Dataset records
↓↓↓
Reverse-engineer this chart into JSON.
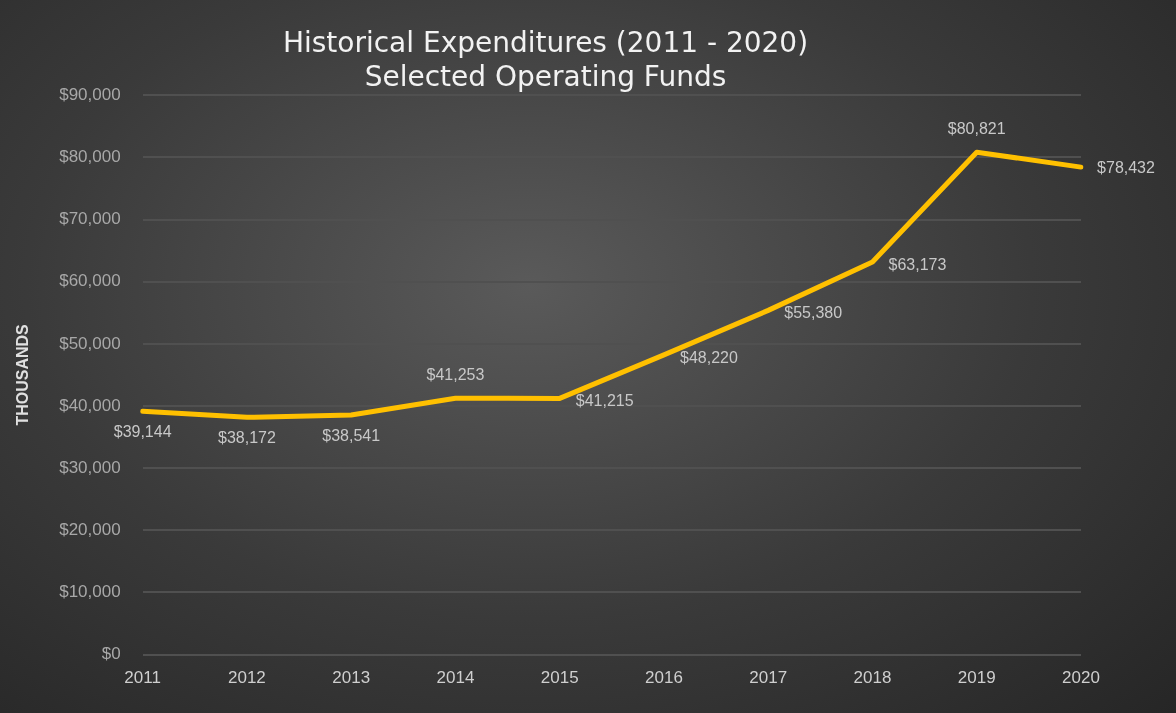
{
  "chart_data": {
    "type": "line",
    "title": [
      "Historical Expenditures (2011 - 2020)",
      "Selected Operating Funds"
    ],
    "ylabel": "THOUSANDS",
    "categories": [
      "2011",
      "2012",
      "2013",
      "2014",
      "2015",
      "2016",
      "2017",
      "2018",
      "2019",
      "2020"
    ],
    "series": [
      {
        "color": "#ffc000",
        "values": [
          39144,
          38172,
          38541,
          41253,
          41215,
          48220,
          55380,
          63173,
          80821,
          78432
        ],
        "value_labels": [
          "$39,144",
          "$38,172",
          "$38,541",
          "$41,253",
          "$41,215",
          "$48,220",
          "$55,380",
          "$63,173",
          "$80,821",
          "$78,432"
        ]
      }
    ],
    "ylim": [
      0,
      90000
    ],
    "yticks": [
      {
        "value": 0,
        "label": "$0"
      },
      {
        "value": 10000,
        "label": "$10,000"
      },
      {
        "value": 20000,
        "label": "$20,000"
      },
      {
        "value": 30000,
        "label": "$30,000"
      },
      {
        "value": 40000,
        "label": "$40,000"
      },
      {
        "value": 50000,
        "label": "$50,000"
      },
      {
        "value": 60000,
        "label": "$60,000"
      },
      {
        "value": 70000,
        "label": "$70,000"
      },
      {
        "value": 80000,
        "label": "$80,000"
      },
      {
        "value": 90000,
        "label": "$90,000"
      }
    ],
    "grid": "y",
    "legend": false,
    "marker": "none",
    "line_style": "solid"
  }
}
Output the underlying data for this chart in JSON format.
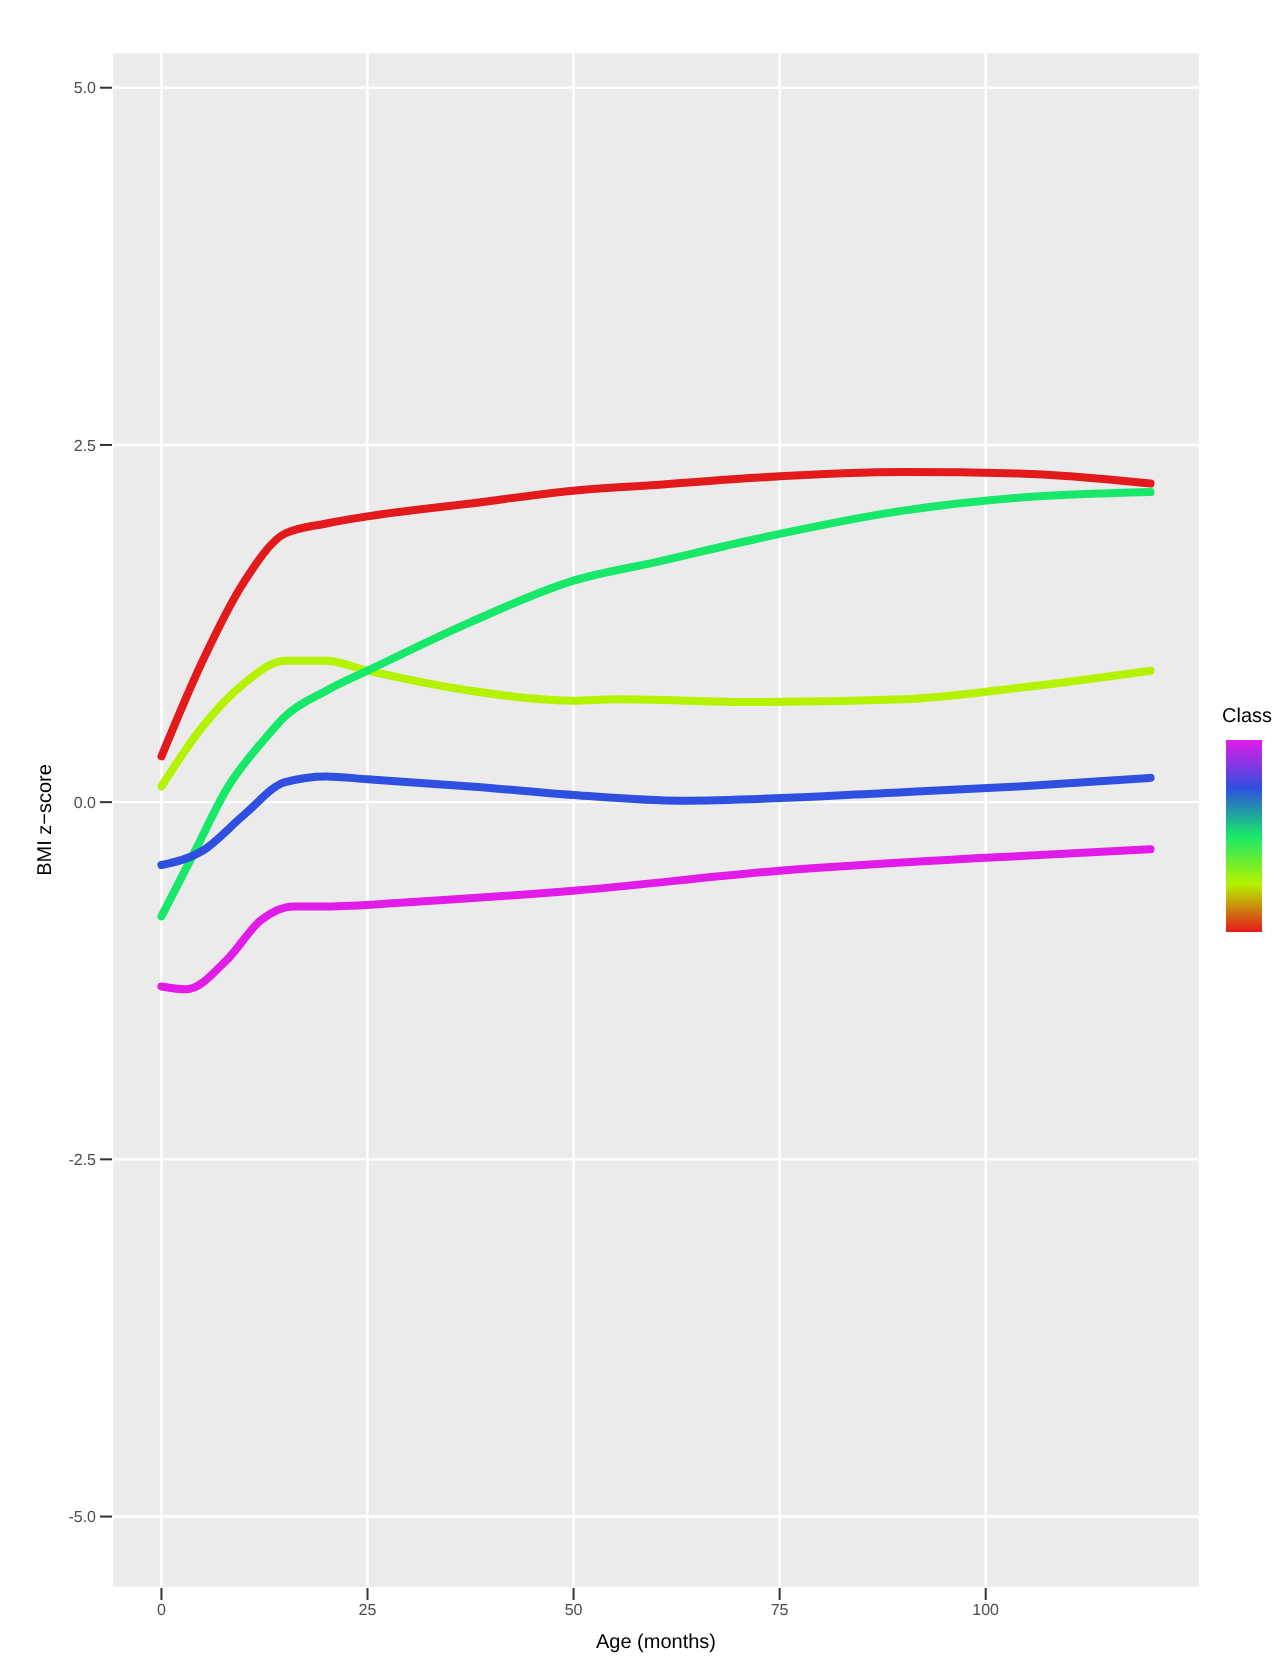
↑↑↑
**EXERCISE DESCRIPTION:**
Of all the lines above, how many contain "JSON"? Give the number and nothing more.

**REPLY TO THE EXERCISE:**
2